Set exercise: Images are not part of the copy; write out the rest of the data exactly as given.

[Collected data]
__________________________________________________
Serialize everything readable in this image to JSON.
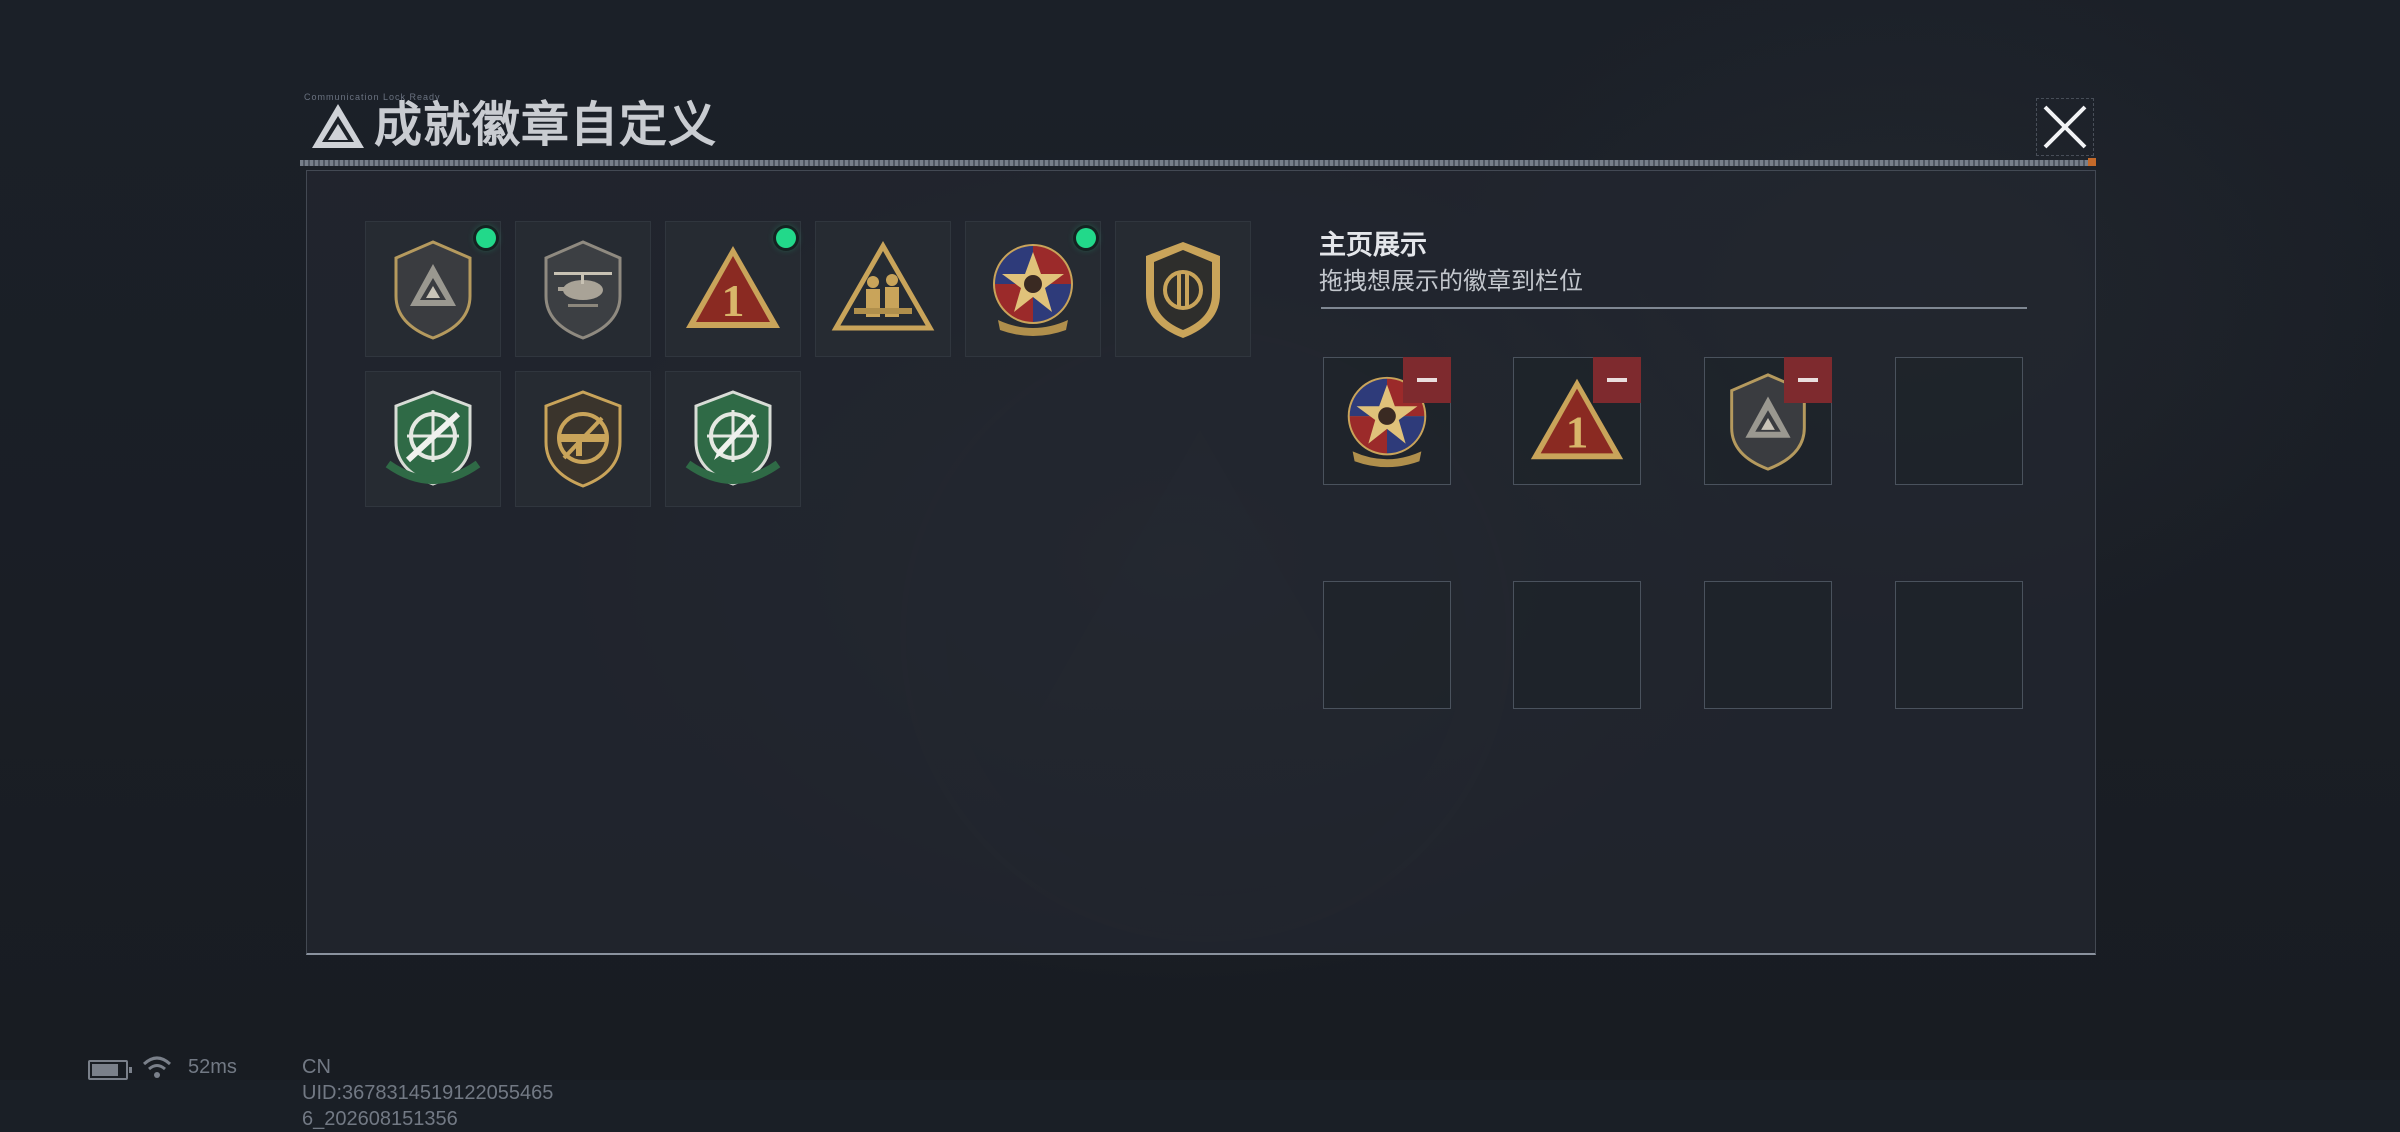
{
  "title": "成就徽章自定义",
  "title_deco": "Communication Lock Ready",
  "showcase": {
    "heading": "主页展示",
    "hint": "拖拽想展示的徽章到栏位"
  },
  "badges": [
    {
      "icon": "gray-shield-triangle-badge-icon",
      "new": true
    },
    {
      "icon": "helicopter-shield-badge-icon",
      "new": false
    },
    {
      "icon": "red-triangle-number-one-badge-icon",
      "new": true
    },
    {
      "icon": "soldiers-triangle-badge-icon",
      "new": false
    },
    {
      "icon": "star-medal-badge-icon",
      "new": true
    },
    {
      "icon": "gold-shield-emblem-badge-icon",
      "new": false
    },
    {
      "icon": "green-sniper-rifle-badge-icon",
      "new": false
    },
    {
      "icon": "bronze-smg-badge-icon",
      "new": false
    },
    {
      "icon": "green-knife-badge-icon",
      "new": false
    }
  ],
  "slots": [
    {
      "icon": "star-medal-badge-icon",
      "filled": true
    },
    {
      "icon": "red-triangle-number-one-badge-icon",
      "filled": true
    },
    {
      "icon": "gray-shield-triangle-badge-icon",
      "filled": true
    },
    {
      "filled": false
    },
    {
      "filled": false
    },
    {
      "filled": false
    },
    {
      "filled": false
    },
    {
      "filled": false
    }
  ],
  "colors": {
    "new_indicator": "#22d98a",
    "remove_button": "#7e2a2e",
    "badge_gold": "#c9a45a"
  },
  "status_bar": {
    "ping": "52ms",
    "uid": "CN UID:3678314519122055465​6_202608151356"
  }
}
__________________________________________________
Solution below:
Serialize everything readable in this image to JSON.
{
  "title": "成就徽章自定义",
  "title_deco": "Communication Lock Ready",
  "showcase": {
    "heading": "主页展示",
    "hint": "拖拽想展示的徽章到栏位"
  },
  "badges": [
    {
      "icon": "gray-shield-triangle-badge-icon",
      "new": true
    },
    {
      "icon": "helicopter-shield-badge-icon",
      "new": false
    },
    {
      "icon": "red-triangle-number-one-badge-icon",
      "new": true
    },
    {
      "icon": "soldiers-triangle-badge-icon",
      "new": false
    },
    {
      "icon": "star-medal-badge-icon",
      "new": true
    },
    {
      "icon": "gold-shield-emblem-badge-icon",
      "new": false
    },
    {
      "icon": "green-sniper-rifle-badge-icon",
      "new": false
    },
    {
      "icon": "bronze-smg-badge-icon",
      "new": false
    },
    {
      "icon": "green-knife-badge-icon",
      "new": false
    }
  ],
  "slots": [
    {
      "icon": "star-medal-badge-icon",
      "filled": true
    },
    {
      "icon": "red-triangle-number-one-badge-icon",
      "filled": true
    },
    {
      "icon": "gray-shield-triangle-badge-icon",
      "filled": true
    },
    {
      "filled": false
    },
    {
      "filled": false
    },
    {
      "filled": false
    },
    {
      "filled": false
    },
    {
      "filled": false
    }
  ],
  "colors": {
    "new_indicator": "#22d98a",
    "remove_button": "#7e2a2e",
    "badge_gold": "#c9a45a"
  },
  "status_bar": {
    "ping": "52ms",
    "uid": "CN UID:3678314519122055465​6_202608151356"
  }
}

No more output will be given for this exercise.